● **Raw records**
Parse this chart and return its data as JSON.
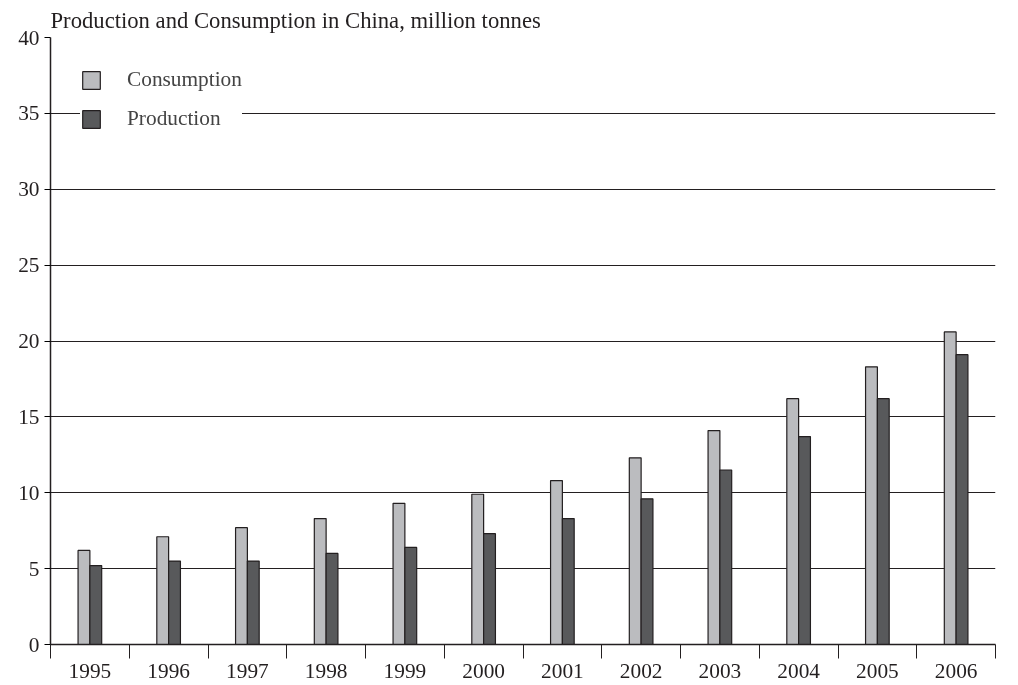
{
  "chart_data": {
    "type": "bar",
    "title": "Production and Consumption in China, million tonnes",
    "categories": [
      "1995",
      "1996",
      "1997",
      "1998",
      "1999",
      "2000",
      "2001",
      "2002",
      "2003",
      "2004",
      "2005",
      "2006"
    ],
    "series": [
      {
        "name": "Consumption",
        "color": "#bbbcbf",
        "values": [
          6.2,
          7.1,
          7.7,
          8.3,
          9.3,
          9.9,
          10.8,
          12.3,
          14.1,
          16.2,
          18.3,
          20.6
        ]
      },
      {
        "name": "Production",
        "color": "#58595b",
        "values": [
          5.2,
          5.5,
          5.5,
          6.0,
          6.4,
          7.3,
          8.3,
          9.6,
          11.5,
          13.7,
          16.2,
          19.1
        ]
      }
    ],
    "ylim": [
      0,
      40
    ],
    "yticks": [
      0,
      5,
      10,
      15,
      20,
      25,
      30,
      35,
      40
    ],
    "grid": "y",
    "legend": "top left"
  }
}
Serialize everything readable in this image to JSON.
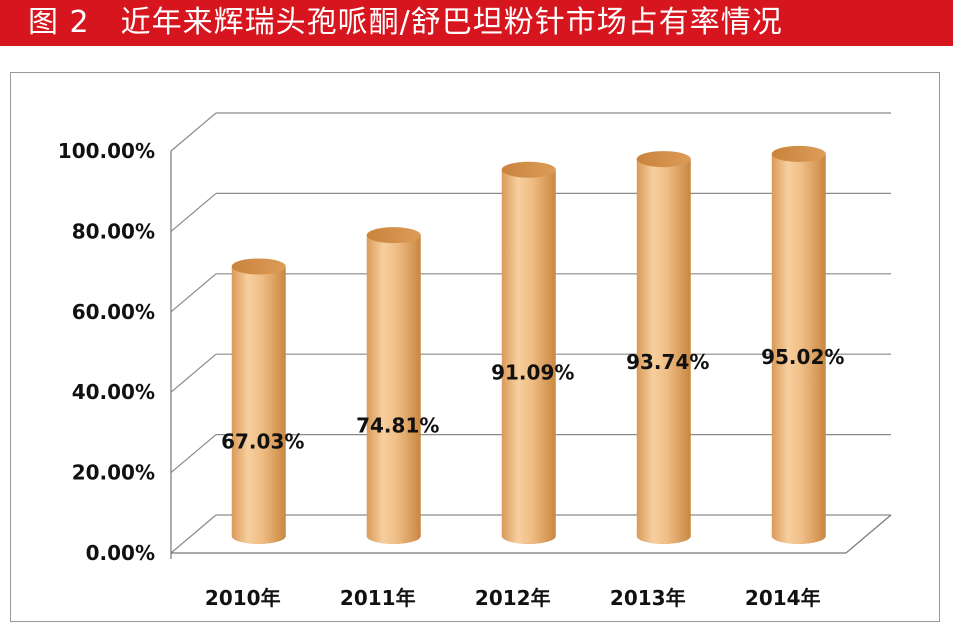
{
  "figure": {
    "title": "图 2　近年来辉瑞头孢哌酮/舒巴坦粉针市场占有率情况",
    "accent_color": "#d7151e",
    "bar_color": "#e9b47c"
  },
  "chart_data": {
    "type": "bar",
    "categories": [
      "2010年",
      "2011年",
      "2012年",
      "2013年",
      "2014年"
    ],
    "values": [
      67.03,
      74.81,
      91.09,
      93.74,
      95.02
    ],
    "data_labels": [
      "67.03%",
      "74.81%",
      "91.09%",
      "93.74%",
      "95.02%"
    ],
    "y_ticks": [
      "0.00%",
      "20.00%",
      "40.00%",
      "60.00%",
      "80.00%",
      "100.00%"
    ],
    "y_tick_values": [
      0,
      20,
      40,
      60,
      80,
      100
    ],
    "ylim": [
      0,
      100
    ],
    "grid": true,
    "style": "3d-cylinder",
    "title": "",
    "xlabel": "",
    "ylabel": ""
  }
}
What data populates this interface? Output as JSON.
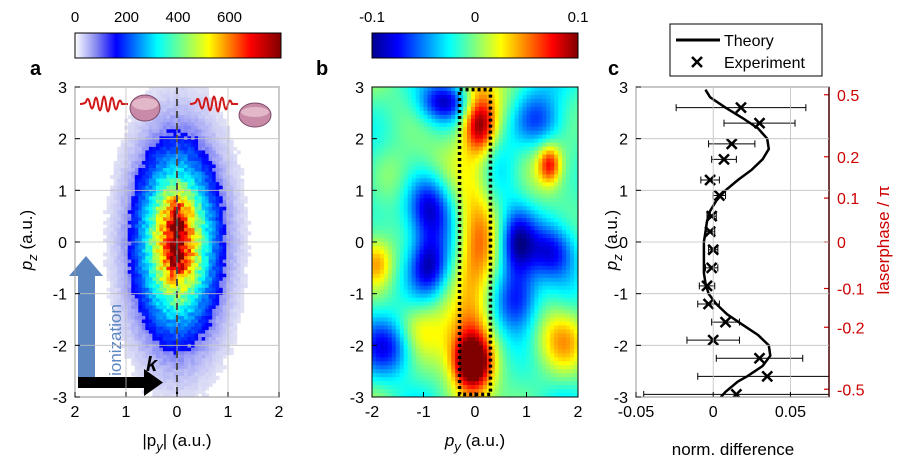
{
  "colors": {
    "axis": "#000000",
    "phase_axis": "#cc0000",
    "theory_line": "#000000",
    "dash_line": "#000000",
    "arrow_ionization": "#5b86c0",
    "arrow_k": "#000000"
  },
  "chart_data": [
    {
      "id": "a",
      "type": "heatmap",
      "panel_label": "a",
      "xlabel": "|p",
      "xlabel_sub": "y",
      "xlabel_tail": "| (a.u.)",
      "ylabel": "p",
      "ylabel_sub": "z",
      "ylabel_tail": " (a.u.)",
      "xlim": [
        2,
        -2
      ],
      "ylim": [
        -3,
        3
      ],
      "xticks": [
        "2",
        "1",
        "0",
        "1",
        "2"
      ],
      "xtick_values": [
        -2,
        -1,
        0,
        1,
        2
      ],
      "yticks": [
        "-3",
        "-2",
        "-1",
        "0",
        "1",
        "2",
        "3"
      ],
      "ytick_values": [
        -3,
        -2,
        -1,
        0,
        1,
        2,
        3
      ],
      "colorbar": {
        "range": [
          0,
          800
        ],
        "ticks": [
          "0",
          "200",
          "400",
          "600"
        ],
        "tick_values": [
          0,
          200,
          400,
          600
        ],
        "colormap": "jet"
      },
      "distribution": {
        "center": [
          0,
          0
        ],
        "sigma_py": 0.42,
        "sigma_pz": 0.95,
        "peaks_pz": [
          0.45,
          -0.3
        ],
        "max_counts": 780
      },
      "dashed_line_x": 0,
      "annotations": {
        "ionization_label": "ionization",
        "k_label": "k"
      }
    },
    {
      "id": "b",
      "type": "heatmap",
      "panel_label": "b",
      "xlabel": "p",
      "xlabel_sub": "y",
      "xlabel_tail": " (a.u.)",
      "xlim": [
        -2,
        2
      ],
      "ylim": [
        -3,
        3
      ],
      "xticks": [
        "-2",
        "-1",
        "0",
        "1",
        "2"
      ],
      "xtick_values": [
        -2,
        -1,
        0,
        1,
        2
      ],
      "yticks": [
        "-3",
        "-2",
        "-1",
        "0",
        "1",
        "2",
        "3"
      ],
      "ytick_values": [
        -3,
        -2,
        -1,
        0,
        1,
        2,
        3
      ],
      "colorbar": {
        "range": [
          -0.1,
          0.1
        ],
        "ticks": [
          "-0.1",
          "0",
          "0.1"
        ],
        "tick_values": [
          -0.1,
          0,
          0.1
        ],
        "colormap": "jet"
      },
      "dotted_box": {
        "py": [
          -0.3,
          0.3
        ],
        "pz": [
          -2.95,
          2.95
        ]
      },
      "features": [
        {
          "py": 0.0,
          "pz": 0.0,
          "w": 0.28,
          "h": 3.0,
          "value": 0.05
        },
        {
          "py": 0.1,
          "pz": 2.25,
          "w": 0.2,
          "h": 0.35,
          "value": 0.07
        },
        {
          "py": -0.05,
          "pz": -2.35,
          "w": 0.22,
          "h": 0.3,
          "value": 0.09
        },
        {
          "py": -0.15,
          "pz": -2.1,
          "w": 0.35,
          "h": 0.5,
          "value": 0.06
        },
        {
          "py": 1.45,
          "pz": 1.5,
          "w": 0.15,
          "h": 0.25,
          "value": 0.07
        },
        {
          "py": 0.8,
          "pz": 0.0,
          "w": 0.25,
          "h": 0.45,
          "value": -0.08
        },
        {
          "py": -0.9,
          "pz": 0.7,
          "w": 0.3,
          "h": 0.45,
          "value": -0.075
        },
        {
          "py": -0.9,
          "pz": -0.5,
          "w": 0.25,
          "h": 0.4,
          "value": -0.06
        },
        {
          "py": -0.55,
          "pz": 2.7,
          "w": 0.35,
          "h": 0.25,
          "value": -0.06
        },
        {
          "py": 0.85,
          "pz": -1.1,
          "w": 0.3,
          "h": 0.45,
          "value": -0.06
        },
        {
          "py": 1.5,
          "pz": -0.2,
          "w": 0.3,
          "h": 0.35,
          "value": -0.05
        },
        {
          "py": -1.6,
          "pz": -2.0,
          "w": 0.35,
          "h": 0.4,
          "value": -0.06
        },
        {
          "py": 1.7,
          "pz": -1.9,
          "w": 0.35,
          "h": 0.4,
          "value": 0.035
        },
        {
          "py": -1.9,
          "pz": -0.4,
          "w": 0.2,
          "h": 0.3,
          "value": 0.04
        },
        {
          "py": -1.2,
          "pz": -1.7,
          "w": 0.35,
          "h": 0.35,
          "value": 0.03
        },
        {
          "py": 1.2,
          "pz": 2.3,
          "w": 0.35,
          "h": 0.35,
          "value": -0.04
        },
        {
          "py": -1.6,
          "pz": 1.3,
          "w": 0.3,
          "h": 0.4,
          "value": 0.02
        }
      ]
    },
    {
      "id": "c",
      "type": "scatter",
      "panel_label": "c",
      "xlabel": "norm. difference",
      "ylabel": "p",
      "ylabel_sub": "z",
      "ylabel_tail": " (a.u.)",
      "y2label": "laserphase / π",
      "xlim": [
        -0.05,
        0.075
      ],
      "ylim": [
        -3,
        3
      ],
      "xticks": [
        "-0.05",
        "0",
        "0.05"
      ],
      "xtick_values": [
        -0.05,
        0,
        0.05
      ],
      "yticks": [
        "-3",
        "-2",
        "-1",
        "0",
        "1",
        "2",
        "3"
      ],
      "ytick_values": [
        -3,
        -2,
        -1,
        0,
        1,
        2,
        3
      ],
      "y2ticks": [
        {
          "label": "0.5",
          "pz": 2.85
        },
        {
          "label": "0.2",
          "pz": 1.65
        },
        {
          "label": "0.1",
          "pz": 0.85
        },
        {
          "label": "0",
          "pz": 0.0
        },
        {
          "label": "-0.1",
          "pz": -0.9
        },
        {
          "label": "-0.2",
          "pz": -1.65
        },
        {
          "label": "-0.5",
          "pz": -2.85
        }
      ],
      "legend": {
        "theory": "Theory",
        "experiment": "Experiment",
        "placement": "top-right"
      },
      "theory": {
        "pz": [
          -3.0,
          -2.9,
          -2.8,
          -2.7,
          -2.6,
          -2.4,
          -2.2,
          -2.0,
          -1.8,
          -1.6,
          -1.4,
          -1.2,
          -1.0,
          -0.8,
          -0.6,
          -0.4,
          -0.2,
          0.0,
          0.2,
          0.4,
          0.6,
          0.8,
          1.0,
          1.2,
          1.4,
          1.6,
          1.8,
          2.0,
          2.2,
          2.4,
          2.6,
          2.8,
          2.9,
          2.95
        ],
        "diff": [
          0.005,
          0.008,
          0.012,
          0.016,
          0.022,
          0.032,
          0.037,
          0.036,
          0.029,
          0.019,
          0.009,
          0.002,
          -0.003,
          -0.005,
          -0.006,
          -0.006,
          -0.006,
          -0.006,
          -0.005,
          -0.004,
          -0.002,
          0.002,
          0.008,
          0.016,
          0.025,
          0.032,
          0.036,
          0.035,
          0.029,
          0.019,
          0.008,
          -0.002,
          -0.004,
          -0.005
        ]
      },
      "experiment": {
        "pz": [
          2.6,
          2.3,
          1.9,
          1.6,
          1.2,
          0.9,
          0.5,
          0.2,
          -0.15,
          -0.5,
          -0.85,
          -1.2,
          -1.55,
          -1.9,
          -2.25,
          -2.6,
          -2.95
        ],
        "diff": [
          0.018,
          0.03,
          0.012,
          0.007,
          -0.002,
          0.004,
          -0.001,
          -0.002,
          0.0,
          -0.001,
          -0.004,
          -0.003,
          0.008,
          0.0,
          0.03,
          0.035,
          0.015
        ],
        "err": [
          0.042,
          0.023,
          0.015,
          0.008,
          0.006,
          0.004,
          0.003,
          0.003,
          0.003,
          0.004,
          0.005,
          0.007,
          0.009,
          0.017,
          0.028,
          0.045,
          0.06
        ]
      }
    }
  ]
}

● **Your instructions**
Copy every line above that includes the string "JSON".

● **The completed task**
Parse this chart and return its data as JSON.
Serialize everything readable in this image to JSON.
What data populates this interface? Output as JSON.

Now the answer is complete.